> [Task to carry out]: Emit the data below verbatim, stripping out any pictures.

— START OF Supplied data —

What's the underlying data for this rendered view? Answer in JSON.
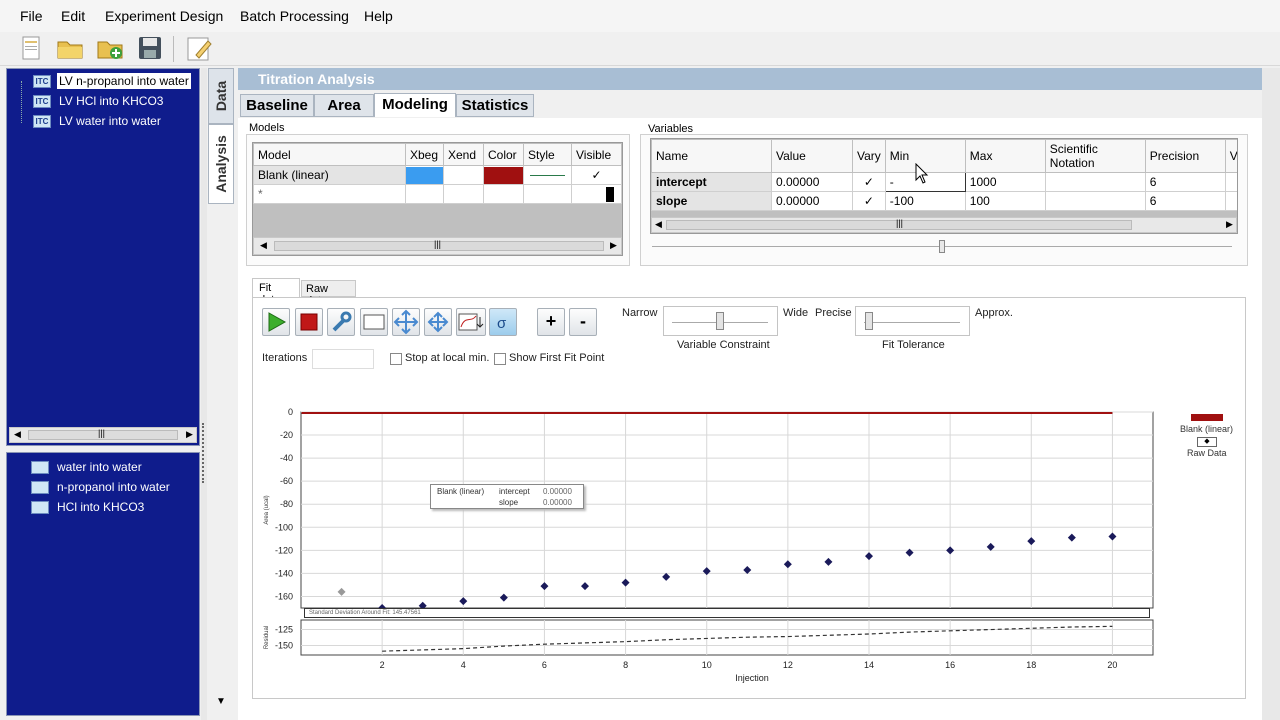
{
  "menu": [
    "File",
    "Edit",
    "Experiment Design",
    "Batch Processing",
    "Help"
  ],
  "toolbar_icons": [
    "new-document-icon",
    "open-folder-icon",
    "add-folder-icon",
    "save-icon",
    "notes-icon"
  ],
  "experiments": [
    {
      "icon": "ITC",
      "label": "LV n-propanol into water",
      "selected": true
    },
    {
      "icon": "ITC",
      "label": "LV HCl into KHCO3",
      "selected": false
    },
    {
      "icon": "ITC",
      "label": "LV water into water",
      "selected": false
    }
  ],
  "datasets": [
    {
      "label": "water into water"
    },
    {
      "label": "n-propanol into water"
    },
    {
      "label": "HCl into KHCO3"
    }
  ],
  "side_tabs": {
    "data": "Data",
    "analysis": "Analysis"
  },
  "panel_title": "Titration Analysis",
  "tabs": [
    "Baseline",
    "Area",
    "Modeling",
    "Statistics"
  ],
  "models": {
    "title": "Models",
    "headers": [
      "Model",
      "Xbeg",
      "Xend",
      "Color",
      "Style",
      "Visible"
    ],
    "rows": [
      {
        "model": "Blank (linear)",
        "color": "#a01010",
        "xbeg_color": "#3a9cf0",
        "visible": "✓"
      }
    ],
    "new_row": "*"
  },
  "variables": {
    "title": "Variables",
    "headers": [
      "Name",
      "Value",
      "Vary",
      "Min",
      "Max",
      "Scientific Notation",
      "Precision",
      "Vi"
    ],
    "rows": [
      {
        "name": "intercept",
        "value": "0.00000",
        "vary": "✓",
        "min": "-",
        "max": "1000",
        "sci": "",
        "precision": "6"
      },
      {
        "name": "slope",
        "value": "0.00000",
        "vary": "✓",
        "min": "-100",
        "max": "100",
        "sci": "",
        "precision": "6"
      }
    ]
  },
  "fit_tabs": [
    "Fit data",
    "Raw data"
  ],
  "fit_controls": {
    "iterations_label": "Iterations",
    "iterations_value": "",
    "stop_local_min": "Stop at local min.",
    "show_first_fit": "Show First Fit Point",
    "plus": "+",
    "minus": "-",
    "narrow": "Narrow",
    "wide": "Wide",
    "precise": "Precise",
    "approx": "Approx.",
    "variable_constraint": "Variable Constraint",
    "fit_tolerance": "Fit Tolerance",
    "constraint_level": 0.5,
    "tolerance_level": 0.05
  },
  "legend": {
    "model": "Blank (linear)",
    "raw": "Raw Data",
    "model_color": "#a01010",
    "raw_color": "#1a1a5a"
  },
  "tooltip": {
    "model": "Blank (linear)",
    "params": [
      {
        "name": "intercept",
        "value": "0.00000"
      },
      {
        "name": "slope",
        "value": "0.00000"
      }
    ]
  },
  "std_dev_label": "Standard Deviation Around Fit: 145.47561",
  "chart_data": {
    "type": "scatter",
    "xlabel": "Injection",
    "ylabel": "Area (ucal)",
    "xlim": [
      0,
      21
    ],
    "ylim": [
      -170,
      0
    ],
    "x_ticks": [
      2,
      4,
      6,
      8,
      10,
      12,
      14,
      16,
      18,
      20
    ],
    "y_ticks": [
      0,
      -20,
      -40,
      -60,
      -80,
      -100,
      -120,
      -140,
      -160
    ],
    "series": [
      {
        "name": "Raw Data",
        "type": "scatter",
        "x": [
          1,
          2,
          3,
          4,
          5,
          6,
          7,
          8,
          9,
          10,
          11,
          12,
          13,
          14,
          15,
          16,
          17,
          18,
          19,
          20
        ],
        "y": [
          -156,
          -170,
          -168,
          -164,
          -161,
          -151,
          -151,
          -148,
          -143,
          -138,
          -137,
          -132,
          -130,
          -125,
          -122,
          -120,
          -117,
          -112,
          -109,
          -108
        ],
        "excluded_points": [
          1
        ]
      },
      {
        "name": "Blank (linear)",
        "type": "line",
        "x": [
          1,
          20
        ],
        "y": [
          0,
          0
        ]
      }
    ],
    "residual": {
      "ylabel": "Residual",
      "y_ticks": [
        -125,
        -150
      ],
      "ylim": [
        -165,
        -110
      ],
      "x": [
        2,
        3,
        4,
        5,
        6,
        7,
        8,
        9,
        10,
        11,
        12,
        13,
        14,
        15,
        16,
        17,
        18,
        19,
        20
      ],
      "y": [
        -159,
        -157,
        -155,
        -151,
        -148,
        -146,
        -144,
        -141,
        -139,
        -137,
        -136,
        -134,
        -132,
        -129,
        -127,
        -125,
        -123,
        -121,
        -120
      ]
    }
  }
}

— END OF Supplied data —

> [Expected output]:
What's the underlying data for this rendered view? Answer in JSON.
{
  "menu": [
    "File",
    "Edit",
    "Experiment Design",
    "Batch Processing",
    "Help"
  ],
  "toolbar_icons": [
    "new-document-icon",
    "open-folder-icon",
    "add-folder-icon",
    "save-icon",
    "notes-icon"
  ],
  "experiments": [
    {
      "icon": "ITC",
      "label": "LV n-propanol into water",
      "selected": true
    },
    {
      "icon": "ITC",
      "label": "LV HCl into KHCO3",
      "selected": false
    },
    {
      "icon": "ITC",
      "label": "LV water into water",
      "selected": false
    }
  ],
  "datasets": [
    {
      "label": "water into water"
    },
    {
      "label": "n-propanol into water"
    },
    {
      "label": "HCl into KHCO3"
    }
  ],
  "side_tabs": {
    "data": "Data",
    "analysis": "Analysis"
  },
  "panel_title": "Titration Analysis",
  "tabs": [
    "Baseline",
    "Area",
    "Modeling",
    "Statistics"
  ],
  "models": {
    "title": "Models",
    "headers": [
      "Model",
      "Xbeg",
      "Xend",
      "Color",
      "Style",
      "Visible"
    ],
    "rows": [
      {
        "model": "Blank (linear)",
        "color": "#a01010",
        "xbeg_color": "#3a9cf0",
        "visible": "✓"
      }
    ],
    "new_row": "*"
  },
  "variables": {
    "title": "Variables",
    "headers": [
      "Name",
      "Value",
      "Vary",
      "Min",
      "Max",
      "Scientific Notation",
      "Precision",
      "Vi"
    ],
    "rows": [
      {
        "name": "intercept",
        "value": "0.00000",
        "vary": "✓",
        "min": "-",
        "max": "1000",
        "sci": "",
        "precision": "6"
      },
      {
        "name": "slope",
        "value": "0.00000",
        "vary": "✓",
        "min": "-100",
        "max": "100",
        "sci": "",
        "precision": "6"
      }
    ]
  },
  "fit_tabs": [
    "Fit data",
    "Raw data"
  ],
  "fit_controls": {
    "iterations_label": "Iterations",
    "iterations_value": "",
    "stop_local_min": "Stop at local min.",
    "show_first_fit": "Show First Fit Point",
    "plus": "+",
    "minus": "-",
    "narrow": "Narrow",
    "wide": "Wide",
    "precise": "Precise",
    "approx": "Approx.",
    "variable_constraint": "Variable Constraint",
    "fit_tolerance": "Fit Tolerance",
    "constraint_level": 0.5,
    "tolerance_level": 0.05
  },
  "legend": {
    "model": "Blank (linear)",
    "raw": "Raw Data",
    "model_color": "#a01010",
    "raw_color": "#1a1a5a"
  },
  "tooltip": {
    "model": "Blank (linear)",
    "params": [
      {
        "name": "intercept",
        "value": "0.00000"
      },
      {
        "name": "slope",
        "value": "0.00000"
      }
    ]
  },
  "std_dev_label": "Standard Deviation Around Fit: 145.47561",
  "chart_data": {
    "type": "scatter",
    "xlabel": "Injection",
    "ylabel": "Area (ucal)",
    "xlim": [
      0,
      21
    ],
    "ylim": [
      -170,
      0
    ],
    "x_ticks": [
      2,
      4,
      6,
      8,
      10,
      12,
      14,
      16,
      18,
      20
    ],
    "y_ticks": [
      0,
      -20,
      -40,
      -60,
      -80,
      -100,
      -120,
      -140,
      -160
    ],
    "series": [
      {
        "name": "Raw Data",
        "type": "scatter",
        "x": [
          1,
          2,
          3,
          4,
          5,
          6,
          7,
          8,
          9,
          10,
          11,
          12,
          13,
          14,
          15,
          16,
          17,
          18,
          19,
          20
        ],
        "y": [
          -156,
          -170,
          -168,
          -164,
          -161,
          -151,
          -151,
          -148,
          -143,
          -138,
          -137,
          -132,
          -130,
          -125,
          -122,
          -120,
          -117,
          -112,
          -109,
          -108
        ],
        "excluded_points": [
          1
        ]
      },
      {
        "name": "Blank (linear)",
        "type": "line",
        "x": [
          1,
          20
        ],
        "y": [
          0,
          0
        ]
      }
    ],
    "residual": {
      "ylabel": "Residual",
      "y_ticks": [
        -125,
        -150
      ],
      "ylim": [
        -165,
        -110
      ],
      "x": [
        2,
        3,
        4,
        5,
        6,
        7,
        8,
        9,
        10,
        11,
        12,
        13,
        14,
        15,
        16,
        17,
        18,
        19,
        20
      ],
      "y": [
        -159,
        -157,
        -155,
        -151,
        -148,
        -146,
        -144,
        -141,
        -139,
        -137,
        -136,
        -134,
        -132,
        -129,
        -127,
        -125,
        -123,
        -121,
        -120
      ]
    }
  }
}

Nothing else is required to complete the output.